- [WHAT IS EXPECTED]:
Write out all of the data exactly as it appears.

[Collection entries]
=====
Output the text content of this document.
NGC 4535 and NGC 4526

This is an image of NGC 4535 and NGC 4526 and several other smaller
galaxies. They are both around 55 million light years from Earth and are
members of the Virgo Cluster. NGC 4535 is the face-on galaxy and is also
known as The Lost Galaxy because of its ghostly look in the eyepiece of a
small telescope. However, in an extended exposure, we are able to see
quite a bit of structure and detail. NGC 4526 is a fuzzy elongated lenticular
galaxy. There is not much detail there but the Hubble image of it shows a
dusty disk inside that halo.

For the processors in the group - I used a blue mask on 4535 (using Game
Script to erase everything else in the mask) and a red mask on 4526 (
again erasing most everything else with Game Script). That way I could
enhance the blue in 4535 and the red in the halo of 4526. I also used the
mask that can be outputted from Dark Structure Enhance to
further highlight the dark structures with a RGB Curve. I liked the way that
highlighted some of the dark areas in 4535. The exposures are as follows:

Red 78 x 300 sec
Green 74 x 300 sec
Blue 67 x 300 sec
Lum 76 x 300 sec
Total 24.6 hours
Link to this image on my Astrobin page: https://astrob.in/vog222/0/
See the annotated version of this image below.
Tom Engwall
=====
- [EXERCISE RESPONSE]:
Output the text content of this document.
NGC 4535 and NGC 4526

This is an image of NGC 4535 and NGC 4526 and several other smaller
galaxies. They are both around 55 million light years from Earth and are
members of the Virgo Cluster. NGC 4535 is the face-on galaxy and is also
known as The Lost Galaxy because of its ghostly look in the eyepiece of a
small telescope. However, in an extended exposure, we are able to see
quite a bit of structure and detail. NGC 4526 is a fuzzy elongated lenticular
galaxy. There is not much detail there but the Hubble image of it shows a
dusty disk inside that halo.

For the processors in the group - I used a blue mask on 4535 (using Game
Script to erase everything else in the mask) and a red mask on 4526 (
again erasing most everything else with Game Script). That way I could
enhance the blue in 4535 and the red in the halo of 4526. I also used the
mask that can be outputted from Dark Structure Enhance to
further highlight the dark structures with a RGB Curve. I liked the way that
highlighted some of the dark areas in 4535. The exposures are as follows:

Red 78 x 300 sec
Green 74 x 300 sec
Blue 67 x 300 sec
Lum 76 x 300 sec
Total 24.6 hours
Link to this image on my Astrobin page: https://astrob.in/vog222/0/
See the annotated version of this image below.
Tom Engwall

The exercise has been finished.